- The exercise
Scan each line of the records for the word "JSON" and extract the ones that have it.

- Input for this task

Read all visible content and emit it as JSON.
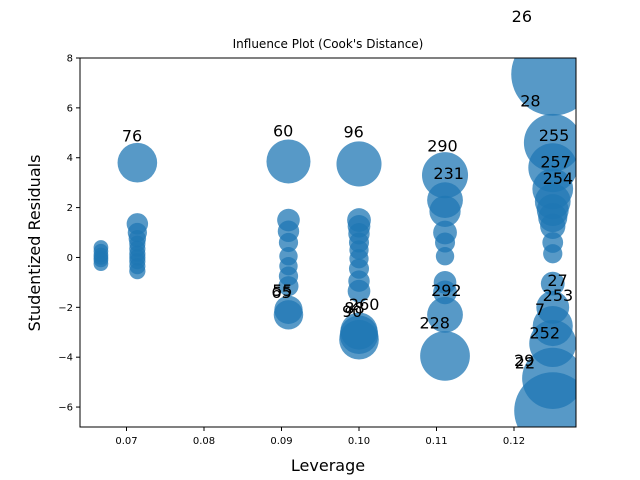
{
  "chart_data": {
    "type": "scatter",
    "title": "Influence Plot (Cook's Distance)",
    "xlabel": "Leverage",
    "ylabel": "Studentized Residuals",
    "xlim": [
      0.064,
      0.128
    ],
    "ylim": [
      -6.8,
      8.0
    ],
    "xticks": [
      0.07,
      0.08,
      0.09,
      0.1,
      0.11,
      0.12
    ],
    "xtick_labels": [
      "0.07",
      "0.08",
      "0.09",
      "0.10",
      "0.11",
      "0.12"
    ],
    "yticks": [
      -6,
      -4,
      -2,
      0,
      2,
      4,
      6,
      8
    ],
    "ytick_labels": [
      "−6",
      "−4",
      "−2",
      "0",
      "2",
      "4",
      "6",
      "8"
    ],
    "point_color": "#1f77b4",
    "points": [
      {
        "x": 0.0667,
        "y": 0.4,
        "cooks": 0.01
      },
      {
        "x": 0.0667,
        "y": 0.25,
        "cooks": 0.01
      },
      {
        "x": 0.0667,
        "y": 0.1,
        "cooks": 0.01
      },
      {
        "x": 0.0667,
        "y": 0.0,
        "cooks": 0.01
      },
      {
        "x": 0.0667,
        "y": -0.1,
        "cooks": 0.01
      },
      {
        "x": 0.0667,
        "y": -0.25,
        "cooks": 0.01
      },
      {
        "x": 0.0714,
        "y": 3.8,
        "cooks": 0.6
      },
      {
        "x": 0.0714,
        "y": 1.35,
        "cooks": 0.08
      },
      {
        "x": 0.0714,
        "y": 1.0,
        "cooks": 0.05
      },
      {
        "x": 0.0714,
        "y": 0.75,
        "cooks": 0.03
      },
      {
        "x": 0.0714,
        "y": 0.55,
        "cooks": 0.02
      },
      {
        "x": 0.0714,
        "y": 0.35,
        "cooks": 0.02
      },
      {
        "x": 0.0714,
        "y": 0.15,
        "cooks": 0.02
      },
      {
        "x": 0.0714,
        "y": 0.0,
        "cooks": 0.02
      },
      {
        "x": 0.0714,
        "y": -0.15,
        "cooks": 0.02
      },
      {
        "x": 0.0714,
        "y": -0.35,
        "cooks": 0.02
      },
      {
        "x": 0.0714,
        "y": -0.55,
        "cooks": 0.02
      },
      {
        "x": 0.0909,
        "y": 3.85,
        "cooks": 0.8
      },
      {
        "x": 0.0909,
        "y": 1.5,
        "cooks": 0.1
      },
      {
        "x": 0.0909,
        "y": 1.05,
        "cooks": 0.08
      },
      {
        "x": 0.0909,
        "y": 0.6,
        "cooks": 0.05
      },
      {
        "x": 0.0909,
        "y": 0.05,
        "cooks": 0.04
      },
      {
        "x": 0.0909,
        "y": -0.35,
        "cooks": 0.04
      },
      {
        "x": 0.0909,
        "y": -0.75,
        "cooks": 0.05
      },
      {
        "x": 0.0909,
        "y": -1.15,
        "cooks": 0.06
      },
      {
        "x": 0.0909,
        "y": -2.1,
        "cooks": 0.22
      },
      {
        "x": 0.0909,
        "y": -2.3,
        "cooks": 0.25
      },
      {
        "x": 0.1,
        "y": 3.75,
        "cooks": 0.85
      },
      {
        "x": 0.1,
        "y": 1.5,
        "cooks": 0.12
      },
      {
        "x": 0.1,
        "y": 1.25,
        "cooks": 0.1
      },
      {
        "x": 0.1,
        "y": 0.95,
        "cooks": 0.08
      },
      {
        "x": 0.1,
        "y": 0.6,
        "cooks": 0.06
      },
      {
        "x": 0.1,
        "y": 0.3,
        "cooks": 0.05
      },
      {
        "x": 0.1,
        "y": -0.05,
        "cooks": 0.05
      },
      {
        "x": 0.1,
        "y": -0.45,
        "cooks": 0.06
      },
      {
        "x": 0.1,
        "y": -0.95,
        "cooks": 0.08
      },
      {
        "x": 0.1,
        "y": -1.35,
        "cooks": 0.1
      },
      {
        "x": 0.1,
        "y": -2.95,
        "cooks": 0.5
      },
      {
        "x": 0.1,
        "y": -3.1,
        "cooks": 0.55
      },
      {
        "x": 0.1,
        "y": -3.3,
        "cooks": 0.6
      },
      {
        "x": 0.1111,
        "y": 3.3,
        "cooks": 0.9
      },
      {
        "x": 0.1111,
        "y": 2.3,
        "cooks": 0.45
      },
      {
        "x": 0.1111,
        "y": 1.85,
        "cooks": 0.3
      },
      {
        "x": 0.1111,
        "y": 1.0,
        "cooks": 0.12
      },
      {
        "x": 0.1111,
        "y": 0.6,
        "cooks": 0.06
      },
      {
        "x": 0.1111,
        "y": 0.05,
        "cooks": 0.04
      },
      {
        "x": 0.1111,
        "y": -1.0,
        "cooks": 0.1
      },
      {
        "x": 0.1111,
        "y": -1.4,
        "cooks": 0.12
      },
      {
        "x": 0.1111,
        "y": -2.3,
        "cooks": 0.45
      },
      {
        "x": 0.1111,
        "y": -3.95,
        "cooks": 1.1
      },
      {
        "x": 0.125,
        "y": 7.35,
        "cooks": 3.8
      },
      {
        "x": 0.125,
        "y": 4.6,
        "cooks": 1.6
      },
      {
        "x": 0.125,
        "y": 3.6,
        "cooks": 1.05
      },
      {
        "x": 0.125,
        "y": 2.75,
        "cooks": 0.65
      },
      {
        "x": 0.125,
        "y": 2.25,
        "cooks": 0.45
      },
      {
        "x": 0.125,
        "y": 1.9,
        "cooks": 0.32
      },
      {
        "x": 0.125,
        "y": 1.6,
        "cooks": 0.24
      },
      {
        "x": 0.125,
        "y": 1.25,
        "cooks": 0.15
      },
      {
        "x": 0.125,
        "y": 0.6,
        "cooks": 0.07
      },
      {
        "x": 0.125,
        "y": 0.15,
        "cooks": 0.05
      },
      {
        "x": 0.125,
        "y": -1.05,
        "cooks": 0.12
      },
      {
        "x": 0.125,
        "y": -2.0,
        "cooks": 0.35
      },
      {
        "x": 0.125,
        "y": -2.75,
        "cooks": 0.62
      },
      {
        "x": 0.125,
        "y": -3.45,
        "cooks": 0.95
      },
      {
        "x": 0.125,
        "y": -4.85,
        "cooks": 1.85
      },
      {
        "x": 0.125,
        "y": -6.15,
        "cooks": 3.2
      }
    ],
    "annotations": [
      {
        "text": "26",
        "x": 0.1197,
        "y": 9.45
      },
      {
        "text": "76",
        "x": 0.0694,
        "y": 4.65
      },
      {
        "text": "60",
        "x": 0.0889,
        "y": 4.85
      },
      {
        "text": "96",
        "x": 0.098,
        "y": 4.82
      },
      {
        "text": "290",
        "x": 0.1088,
        "y": 4.25
      },
      {
        "text": "28",
        "x": 0.1208,
        "y": 6.05
      },
      {
        "text": "255",
        "x": 0.1232,
        "y": 4.68
      },
      {
        "text": "257",
        "x": 0.1234,
        "y": 3.6
      },
      {
        "text": "231",
        "x": 0.1096,
        "y": 3.15
      },
      {
        "text": "254",
        "x": 0.1237,
        "y": 2.95
      },
      {
        "text": "55",
        "x": 0.0888,
        "y": -1.55
      },
      {
        "text": "65",
        "x": 0.0887,
        "y": -1.62
      },
      {
        "text": "260",
        "x": 0.0987,
        "y": -2.1
      },
      {
        "text": "88",
        "x": 0.0981,
        "y": -2.25
      },
      {
        "text": "90",
        "x": 0.0978,
        "y": -2.38
      },
      {
        "text": "292",
        "x": 0.1093,
        "y": -1.55
      },
      {
        "text": "27",
        "x": 0.1243,
        "y": -1.15
      },
      {
        "text": "253",
        "x": 0.1237,
        "y": -1.75
      },
      {
        "text": "7",
        "x": 0.1227,
        "y": -2.3
      },
      {
        "text": "228",
        "x": 0.1078,
        "y": -2.85
      },
      {
        "text": "252",
        "x": 0.122,
        "y": -3.25
      },
      {
        "text": "29",
        "x": 0.12,
        "y": -4.35
      },
      {
        "text": "22",
        "x": 0.1201,
        "y": -4.45
      }
    ]
  }
}
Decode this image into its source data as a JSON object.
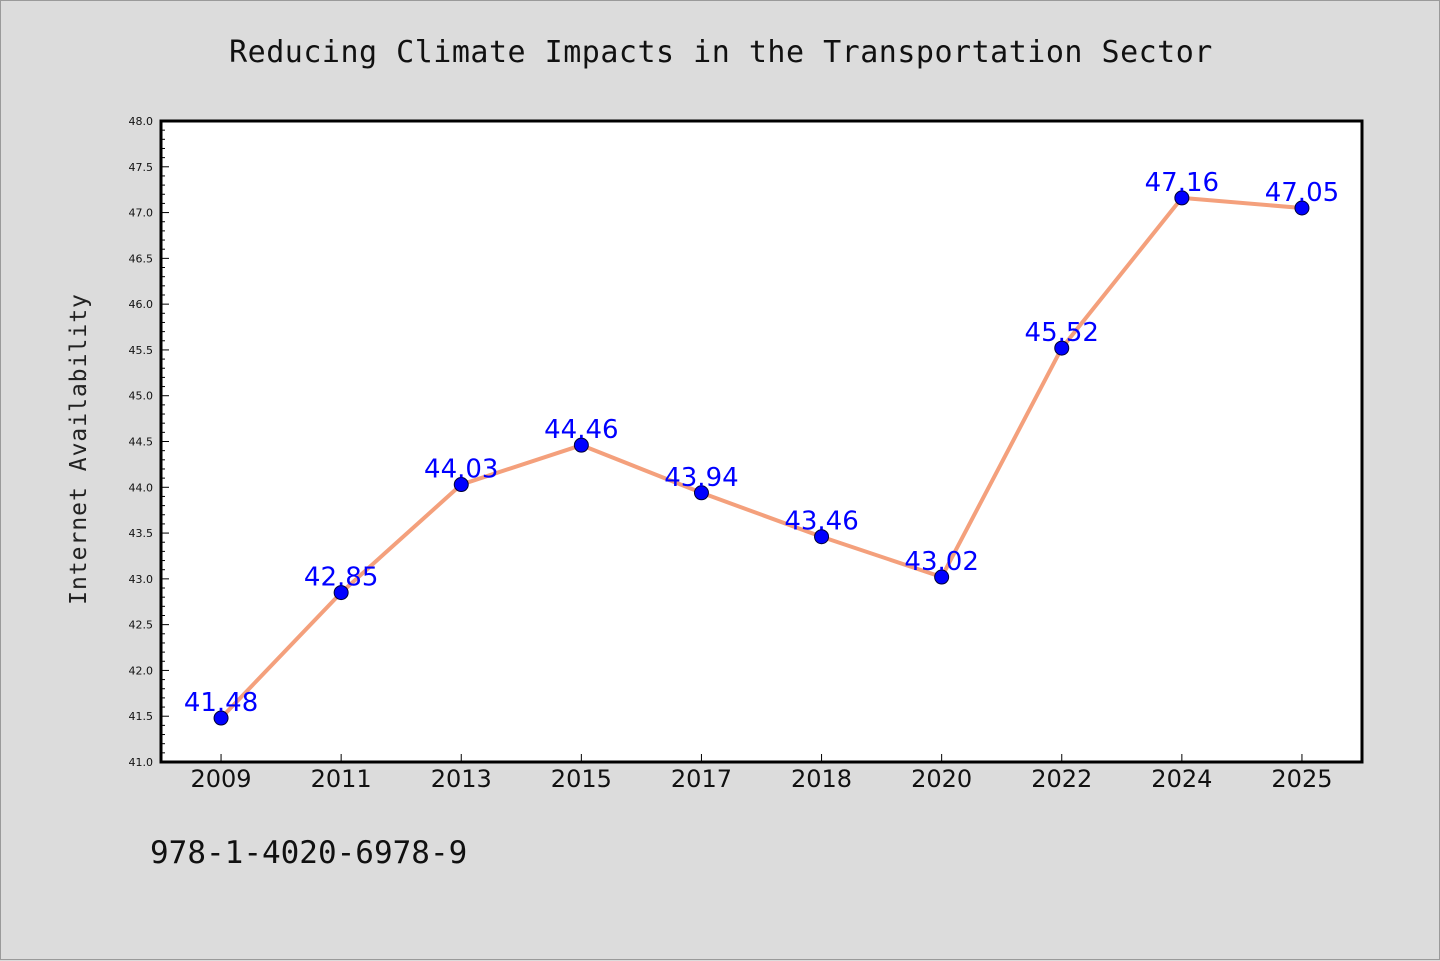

- Solution
Read all visible content and emit it as JSON.
Decode this image into its source data as a JSON object.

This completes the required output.